■ Work required ■
Examine the records and identify each line that includes the string "true". Copy those lines.

Material for this task start

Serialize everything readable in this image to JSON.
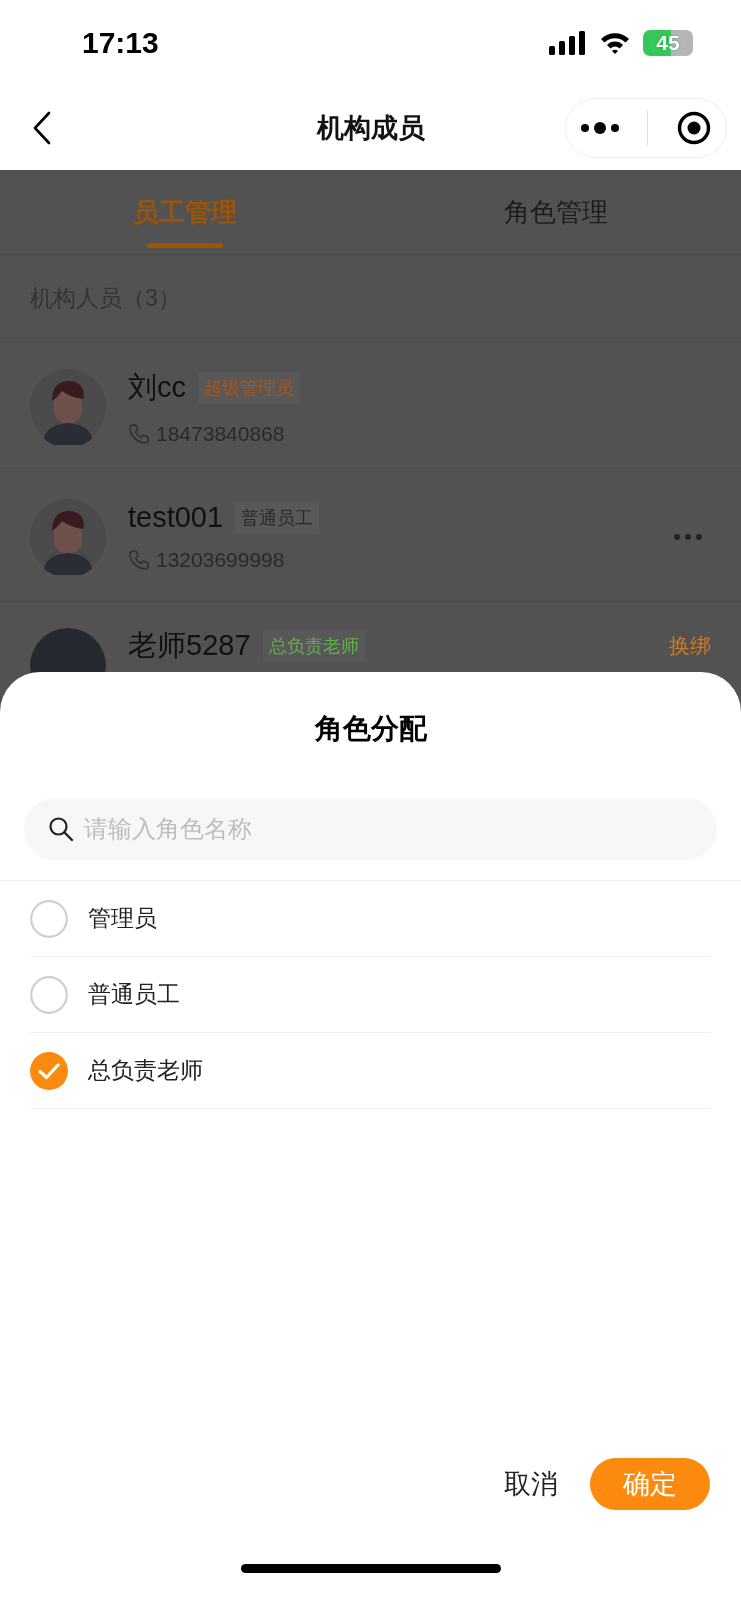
{
  "status_bar": {
    "time": "17:13",
    "battery": "45"
  },
  "nav": {
    "title": "机构成员"
  },
  "tabs": [
    {
      "label": "员工管理",
      "selected": true
    },
    {
      "label": "角色管理",
      "selected": false
    }
  ],
  "section_header": "机构人员（3）",
  "members": [
    {
      "name": "刘cc",
      "kind": "silhouette",
      "role": {
        "label": "超级管理员",
        "color": "#b4520f"
      },
      "phone": "18473840868",
      "more": false
    },
    {
      "name": "test001",
      "kind": "silhouette",
      "role": {
        "label": "普通员工",
        "color": "#2a2a2a"
      },
      "phone": "13203699998",
      "more": true
    },
    {
      "name": "老师5287",
      "kind": "dark",
      "role": {
        "label": "总负责老师",
        "color": "#62b049"
      },
      "action": "换绑",
      "more": false
    }
  ],
  "dialog": {
    "title": "角色分配",
    "search": {
      "placeholder": "请输入角色名称"
    },
    "options": [
      {
        "label": "管理员",
        "selected": false
      },
      {
        "label": "普通员工",
        "selected": false
      },
      {
        "label": "总负责老师",
        "selected": true
      }
    ],
    "cancel": "取消",
    "confirm": "确定"
  }
}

Material for this task end

■ Expected answer ■
      "selected": true
      "more": true
        "selected": true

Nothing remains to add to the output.